TASK DESCRIPTION:
Please count the lines below that contain the string "axis", with case counting, and reply with the number alone.

DATA PROVIDED:
>>
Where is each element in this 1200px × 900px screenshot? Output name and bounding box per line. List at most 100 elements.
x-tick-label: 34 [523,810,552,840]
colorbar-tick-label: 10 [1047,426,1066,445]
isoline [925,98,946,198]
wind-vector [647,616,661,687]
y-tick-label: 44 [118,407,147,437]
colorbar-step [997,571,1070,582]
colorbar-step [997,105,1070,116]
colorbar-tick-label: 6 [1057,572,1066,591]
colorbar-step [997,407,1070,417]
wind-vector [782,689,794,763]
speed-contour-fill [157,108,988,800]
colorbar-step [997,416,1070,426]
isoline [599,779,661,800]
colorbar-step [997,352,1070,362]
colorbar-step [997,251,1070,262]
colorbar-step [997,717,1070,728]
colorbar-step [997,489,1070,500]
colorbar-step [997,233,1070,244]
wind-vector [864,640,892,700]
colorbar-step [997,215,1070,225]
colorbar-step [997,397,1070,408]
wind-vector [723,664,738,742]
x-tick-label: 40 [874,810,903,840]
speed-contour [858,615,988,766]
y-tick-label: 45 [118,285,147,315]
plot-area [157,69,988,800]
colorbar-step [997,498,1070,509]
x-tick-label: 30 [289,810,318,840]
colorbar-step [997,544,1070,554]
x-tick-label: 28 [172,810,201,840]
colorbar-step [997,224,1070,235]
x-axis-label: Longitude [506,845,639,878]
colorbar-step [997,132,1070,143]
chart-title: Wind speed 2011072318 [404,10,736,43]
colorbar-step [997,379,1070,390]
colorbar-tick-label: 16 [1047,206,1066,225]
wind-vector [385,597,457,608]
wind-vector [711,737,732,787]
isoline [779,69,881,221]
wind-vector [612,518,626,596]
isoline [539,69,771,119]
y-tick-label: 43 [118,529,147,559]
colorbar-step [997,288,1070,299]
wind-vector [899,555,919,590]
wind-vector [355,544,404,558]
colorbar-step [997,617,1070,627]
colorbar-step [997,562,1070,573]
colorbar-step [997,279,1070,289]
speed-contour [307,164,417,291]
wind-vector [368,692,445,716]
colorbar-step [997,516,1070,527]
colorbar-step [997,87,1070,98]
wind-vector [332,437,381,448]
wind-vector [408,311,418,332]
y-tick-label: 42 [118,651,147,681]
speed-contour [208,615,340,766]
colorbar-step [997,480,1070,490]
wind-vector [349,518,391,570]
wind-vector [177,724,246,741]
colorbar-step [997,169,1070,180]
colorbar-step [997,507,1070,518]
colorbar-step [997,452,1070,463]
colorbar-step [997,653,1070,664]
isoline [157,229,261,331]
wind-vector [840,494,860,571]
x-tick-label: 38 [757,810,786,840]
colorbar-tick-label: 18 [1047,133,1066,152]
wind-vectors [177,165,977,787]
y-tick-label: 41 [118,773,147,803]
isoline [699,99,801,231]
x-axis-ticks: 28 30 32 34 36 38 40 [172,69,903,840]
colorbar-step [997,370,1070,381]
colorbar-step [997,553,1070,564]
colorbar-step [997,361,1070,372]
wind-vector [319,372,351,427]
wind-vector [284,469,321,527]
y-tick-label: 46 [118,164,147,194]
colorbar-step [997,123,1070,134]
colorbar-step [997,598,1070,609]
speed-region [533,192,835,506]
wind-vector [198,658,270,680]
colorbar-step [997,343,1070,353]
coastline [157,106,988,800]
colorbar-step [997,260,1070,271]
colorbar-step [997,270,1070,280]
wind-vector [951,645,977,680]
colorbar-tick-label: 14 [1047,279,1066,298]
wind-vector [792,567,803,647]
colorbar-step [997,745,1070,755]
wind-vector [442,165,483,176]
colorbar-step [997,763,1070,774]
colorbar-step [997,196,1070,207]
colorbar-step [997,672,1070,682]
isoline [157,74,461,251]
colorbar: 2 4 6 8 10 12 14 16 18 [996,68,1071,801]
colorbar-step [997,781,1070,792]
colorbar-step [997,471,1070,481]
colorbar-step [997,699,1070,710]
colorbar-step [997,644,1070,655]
<<
FINAL RESULT:
2